### THE RECORDS

┄┄┄┄┄┄┄┄┄┄┄┄┄┄┄┄┄┄┄┄

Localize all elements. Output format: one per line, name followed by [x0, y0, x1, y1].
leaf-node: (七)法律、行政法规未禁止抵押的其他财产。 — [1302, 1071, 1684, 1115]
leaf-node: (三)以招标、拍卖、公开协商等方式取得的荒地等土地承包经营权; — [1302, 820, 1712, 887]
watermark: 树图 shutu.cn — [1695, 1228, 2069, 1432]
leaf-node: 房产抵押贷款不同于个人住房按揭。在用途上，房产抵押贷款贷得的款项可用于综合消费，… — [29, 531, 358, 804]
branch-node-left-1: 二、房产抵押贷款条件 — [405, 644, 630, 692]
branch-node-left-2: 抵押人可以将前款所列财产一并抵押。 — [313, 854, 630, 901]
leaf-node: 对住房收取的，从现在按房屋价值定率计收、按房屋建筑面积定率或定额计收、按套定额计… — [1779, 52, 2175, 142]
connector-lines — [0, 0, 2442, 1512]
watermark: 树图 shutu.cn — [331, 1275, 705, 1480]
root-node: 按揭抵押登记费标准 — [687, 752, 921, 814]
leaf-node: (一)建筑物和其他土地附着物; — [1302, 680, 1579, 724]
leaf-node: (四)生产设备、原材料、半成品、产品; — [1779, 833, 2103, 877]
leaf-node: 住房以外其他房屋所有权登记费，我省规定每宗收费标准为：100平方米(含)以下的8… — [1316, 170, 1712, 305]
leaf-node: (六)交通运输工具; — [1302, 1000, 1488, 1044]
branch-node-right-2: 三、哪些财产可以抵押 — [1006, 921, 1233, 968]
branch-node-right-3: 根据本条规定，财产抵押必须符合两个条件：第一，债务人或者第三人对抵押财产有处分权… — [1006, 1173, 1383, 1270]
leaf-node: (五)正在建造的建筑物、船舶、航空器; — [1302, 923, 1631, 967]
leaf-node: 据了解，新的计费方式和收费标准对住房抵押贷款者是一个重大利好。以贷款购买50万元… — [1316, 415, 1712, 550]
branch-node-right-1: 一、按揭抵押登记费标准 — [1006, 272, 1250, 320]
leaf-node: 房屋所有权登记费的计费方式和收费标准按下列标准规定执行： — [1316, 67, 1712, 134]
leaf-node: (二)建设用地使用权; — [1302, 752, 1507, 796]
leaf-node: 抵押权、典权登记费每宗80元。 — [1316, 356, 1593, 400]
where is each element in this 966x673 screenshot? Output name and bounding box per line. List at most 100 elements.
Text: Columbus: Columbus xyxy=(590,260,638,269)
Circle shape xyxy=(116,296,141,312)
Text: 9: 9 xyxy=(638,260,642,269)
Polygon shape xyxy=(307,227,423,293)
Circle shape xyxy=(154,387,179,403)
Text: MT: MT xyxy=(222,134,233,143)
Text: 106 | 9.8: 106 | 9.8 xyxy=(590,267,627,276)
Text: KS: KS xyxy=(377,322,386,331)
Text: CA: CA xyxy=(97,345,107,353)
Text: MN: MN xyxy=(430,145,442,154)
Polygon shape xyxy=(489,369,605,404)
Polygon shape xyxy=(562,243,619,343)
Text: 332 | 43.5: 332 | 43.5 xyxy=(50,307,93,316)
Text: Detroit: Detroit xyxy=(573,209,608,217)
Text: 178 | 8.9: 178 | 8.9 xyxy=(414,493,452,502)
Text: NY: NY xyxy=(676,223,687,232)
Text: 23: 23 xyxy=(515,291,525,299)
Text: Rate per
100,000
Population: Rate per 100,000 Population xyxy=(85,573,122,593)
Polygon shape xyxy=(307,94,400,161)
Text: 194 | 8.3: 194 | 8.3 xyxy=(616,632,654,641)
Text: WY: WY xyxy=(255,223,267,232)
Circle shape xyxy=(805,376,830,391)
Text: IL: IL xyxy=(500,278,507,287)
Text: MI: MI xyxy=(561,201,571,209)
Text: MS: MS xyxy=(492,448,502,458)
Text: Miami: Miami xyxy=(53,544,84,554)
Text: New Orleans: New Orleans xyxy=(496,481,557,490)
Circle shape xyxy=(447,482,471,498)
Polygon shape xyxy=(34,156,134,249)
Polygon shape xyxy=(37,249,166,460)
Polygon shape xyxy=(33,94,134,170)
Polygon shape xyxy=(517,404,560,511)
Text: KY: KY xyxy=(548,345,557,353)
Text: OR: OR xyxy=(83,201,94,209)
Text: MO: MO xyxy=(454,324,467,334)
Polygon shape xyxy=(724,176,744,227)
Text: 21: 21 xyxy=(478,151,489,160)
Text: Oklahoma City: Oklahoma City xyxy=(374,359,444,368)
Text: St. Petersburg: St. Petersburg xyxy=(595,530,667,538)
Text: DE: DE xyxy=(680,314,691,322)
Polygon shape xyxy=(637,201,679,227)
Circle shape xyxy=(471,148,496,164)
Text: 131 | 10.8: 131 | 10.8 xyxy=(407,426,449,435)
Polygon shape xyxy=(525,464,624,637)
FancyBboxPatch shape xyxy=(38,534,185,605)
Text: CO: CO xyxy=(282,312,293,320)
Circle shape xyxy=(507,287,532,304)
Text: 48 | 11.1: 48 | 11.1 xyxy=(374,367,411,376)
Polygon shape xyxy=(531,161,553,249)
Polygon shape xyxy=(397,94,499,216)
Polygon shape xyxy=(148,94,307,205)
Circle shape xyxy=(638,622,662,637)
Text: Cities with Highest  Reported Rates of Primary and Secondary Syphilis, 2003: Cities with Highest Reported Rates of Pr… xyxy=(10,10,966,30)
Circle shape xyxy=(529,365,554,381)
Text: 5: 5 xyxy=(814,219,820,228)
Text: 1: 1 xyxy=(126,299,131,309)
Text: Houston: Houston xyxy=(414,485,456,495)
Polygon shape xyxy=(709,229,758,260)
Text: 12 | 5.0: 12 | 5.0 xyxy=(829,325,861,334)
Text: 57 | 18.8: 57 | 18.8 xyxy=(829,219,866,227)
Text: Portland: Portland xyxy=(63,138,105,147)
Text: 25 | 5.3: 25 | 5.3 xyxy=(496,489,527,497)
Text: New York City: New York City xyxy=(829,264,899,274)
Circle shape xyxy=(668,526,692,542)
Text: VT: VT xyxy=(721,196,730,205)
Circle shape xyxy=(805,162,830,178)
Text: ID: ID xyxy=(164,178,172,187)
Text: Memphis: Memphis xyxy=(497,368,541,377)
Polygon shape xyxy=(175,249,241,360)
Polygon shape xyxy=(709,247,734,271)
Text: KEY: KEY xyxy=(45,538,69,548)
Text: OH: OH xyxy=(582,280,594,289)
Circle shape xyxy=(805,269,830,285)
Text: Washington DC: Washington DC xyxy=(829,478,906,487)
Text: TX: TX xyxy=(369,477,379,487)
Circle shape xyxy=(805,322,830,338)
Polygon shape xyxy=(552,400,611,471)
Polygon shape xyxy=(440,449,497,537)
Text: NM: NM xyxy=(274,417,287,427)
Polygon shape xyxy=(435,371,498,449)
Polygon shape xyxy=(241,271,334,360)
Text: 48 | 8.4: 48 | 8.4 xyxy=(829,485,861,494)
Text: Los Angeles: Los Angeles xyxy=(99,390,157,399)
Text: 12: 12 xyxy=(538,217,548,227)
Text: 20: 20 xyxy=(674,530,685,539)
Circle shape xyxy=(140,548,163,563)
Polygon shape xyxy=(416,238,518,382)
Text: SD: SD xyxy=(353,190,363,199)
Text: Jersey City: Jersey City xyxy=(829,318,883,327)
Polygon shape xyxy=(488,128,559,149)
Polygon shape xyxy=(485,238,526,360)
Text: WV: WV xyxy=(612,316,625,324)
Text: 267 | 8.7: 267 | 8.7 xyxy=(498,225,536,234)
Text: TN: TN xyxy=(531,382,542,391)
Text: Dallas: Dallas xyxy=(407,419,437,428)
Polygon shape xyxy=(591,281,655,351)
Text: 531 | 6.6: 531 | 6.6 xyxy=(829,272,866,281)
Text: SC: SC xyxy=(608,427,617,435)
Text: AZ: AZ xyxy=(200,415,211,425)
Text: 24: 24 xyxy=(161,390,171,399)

┄┄┄┄┄┄┄┄┄┄┄┄┄┄┄┄┄┄┄┄

### EXERCISE AIM
Output the records word for word, starting at their first line and ending at the line that contains "leaf-node: (五)正在建造的建筑物、船舶、航空器; —", with both of those lines included.

### RESULT OF THE EXERCISE
Localize all elements. Output format: one per line, name followed by [x0, y0, x1, y1].
leaf-node: (七)法律、行政法规未禁止抵押的其他财产。 — [1302, 1071, 1684, 1115]
leaf-node: (三)以招标、拍卖、公开协商等方式取得的荒地等土地承包经营权; — [1302, 820, 1712, 887]
watermark: 树图 shutu.cn — [1695, 1228, 2069, 1432]
leaf-node: 房产抵押贷款不同于个人住房按揭。在用途上，房产抵押贷款贷得的款项可用于综合消费，… — [29, 531, 358, 804]
branch-node-left-1: 二、房产抵押贷款条件 — [405, 644, 630, 692]
branch-node-left-2: 抵押人可以将前款所列财产一并抵押。 — [313, 854, 630, 901]
leaf-node: 对住房收取的，从现在按房屋价值定率计收、按房屋建筑面积定率或定额计收、按套定额计… — [1779, 52, 2175, 142]
connector-lines — [0, 0, 2442, 1512]
watermark: 树图 shutu.cn — [331, 1275, 705, 1480]
root-node: 按揭抵押登记费标准 — [687, 752, 921, 814]
leaf-node: (一)建筑物和其他土地附着物; — [1302, 680, 1579, 724]
leaf-node: (四)生产设备、原材料、半成品、产品; — [1779, 833, 2103, 877]
leaf-node: 住房以外其他房屋所有权登记费，我省规定每宗收费标准为：100平方米(含)以下的8… — [1316, 170, 1712, 305]
leaf-node: (六)交通运输工具; — [1302, 1000, 1488, 1044]
branch-node-right-2: 三、哪些财产可以抵押 — [1006, 921, 1233, 968]
branch-node-right-3: 根据本条规定，财产抵押必须符合两个条件：第一，债务人或者第三人对抵押财产有处分权… — [1006, 1173, 1383, 1270]
leaf-node: (五)正在建造的建筑物、船舶、航空器; — [1302, 923, 1631, 967]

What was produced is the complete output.